Reproduce every record below exactly as written, leaving out any pictures.

━━━ Excerpted data

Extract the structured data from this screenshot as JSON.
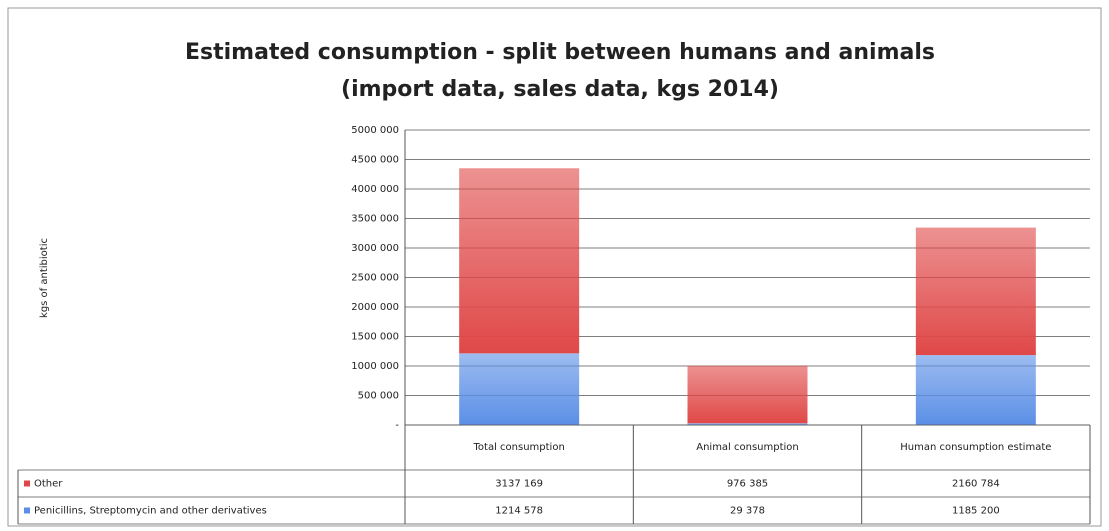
{
  "chart_data": {
    "type": "bar",
    "stacked": true,
    "title": "Estimated consumption - split between humans and animals",
    "subtitle": "(import data, sales data, kgs 2014)",
    "y_label": "kgs of antibiotic",
    "categories": [
      "Total consumption",
      "Animal consumption",
      "Human consumption estimate"
    ],
    "series": [
      {
        "name": "Penicillins, Streptomycin and other derivatives",
        "color": "#5b8fe6",
        "values": [
          1214578,
          29378,
          1185200
        ],
        "value_labels": [
          "1214 578",
          "29 378",
          "1185 200"
        ]
      },
      {
        "name": "Other",
        "color": "#e04848",
        "values": [
          3137169,
          976385,
          2160784
        ],
        "value_labels": [
          "3137 169",
          "976 385",
          "2160 784"
        ]
      }
    ],
    "ylim": [
      0,
      5000000
    ],
    "yticks": [
      {
        "value": 0,
        "label": "-"
      },
      {
        "value": 500000,
        "label": "500 000"
      },
      {
        "value": 1000000,
        "label": "1000 000"
      },
      {
        "value": 1500000,
        "label": "1500 000"
      },
      {
        "value": 2000000,
        "label": "2000 000"
      },
      {
        "value": 2500000,
        "label": "2500 000"
      },
      {
        "value": 3000000,
        "label": "3000 000"
      },
      {
        "value": 3500000,
        "label": "3500 000"
      },
      {
        "value": 4000000,
        "label": "4000 000"
      },
      {
        "value": 4500000,
        "label": "4500 000"
      },
      {
        "value": 5000000,
        "label": "5000 000"
      }
    ],
    "grid": true
  }
}
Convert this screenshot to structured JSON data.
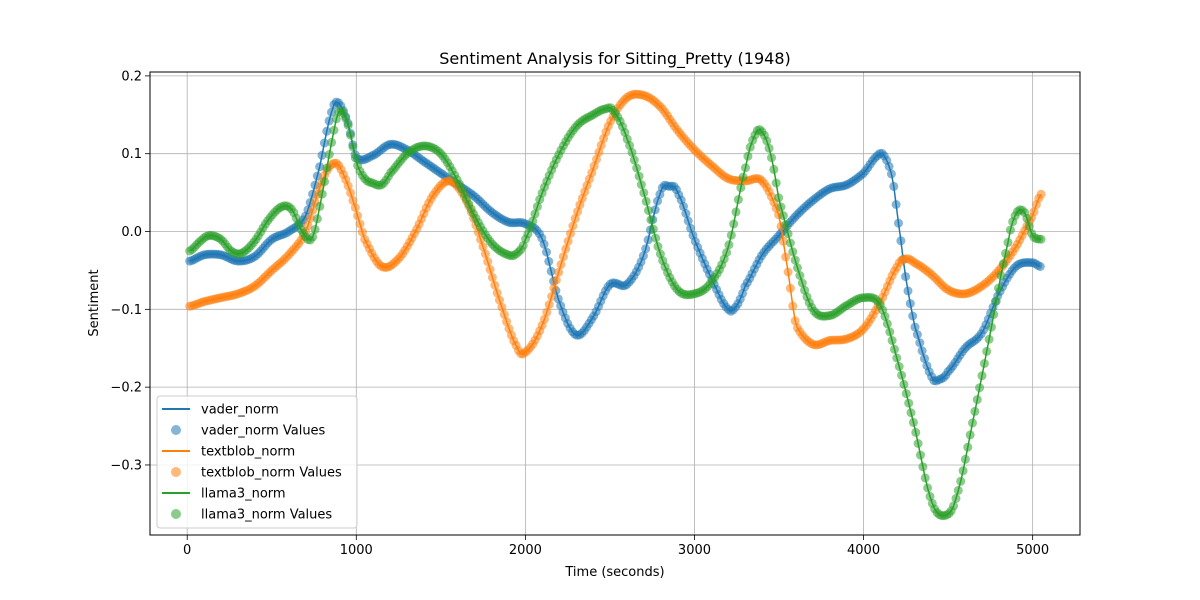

━━━━━━

## Task answer:
Extract the structured data from this screenshot as JSON.
{
  "chart_data": {
    "type": "bar",
    "stacked": true,
    "title": "Estimated consumption - split between humans and animals",
    "subtitle": "(import data, sales data, kgs 2014)",
    "y_label": "kgs of antibiotic",
    "categories": [
      "Total consumption",
      "Animal consumption",
      "Human consumption estimate"
    ],
    "series": [
      {
        "name": "Penicillins, Streptomycin and other derivatives",
        "color": "#5b8fe6",
        "values": [
          1214578,
          29378,
          1185200
        ],
        "value_labels": [
          "1214 578",
          "29 378",
          "1185 200"
        ]
      },
      {
        "name": "Other",
        "color": "#e04848",
        "values": [
          3137169,
          976385,
          2160784
        ],
        "value_labels": [
          "3137 169",
          "976 385",
          "2160 784"
        ]
      }
    ],
    "ylim": [
      0,
      5000000
    ],
    "yticks": [
      {
        "value": 0,
        "label": "-"
      },
      {
        "value": 500000,
        "label": "500 000"
      },
      {
        "value": 1000000,
        "label": "1000 000"
      },
      {
        "value": 1500000,
        "label": "1500 000"
      },
      {
        "value": 2000000,
        "label": "2000 000"
      },
      {
        "value": 2500000,
        "label": "2500 000"
      },
      {
        "value": 3000000,
        "label": "3000 000"
      },
      {
        "value": 3500000,
        "label": "3500 000"
      },
      {
        "value": 4000000,
        "label": "4000 000"
      },
      {
        "value": 4500000,
        "label": "4500 000"
      },
      {
        "value": 5000000,
        "label": "5000 000"
      }
    ],
    "grid": true
  }
}
Convert this screenshot to structured JSON data.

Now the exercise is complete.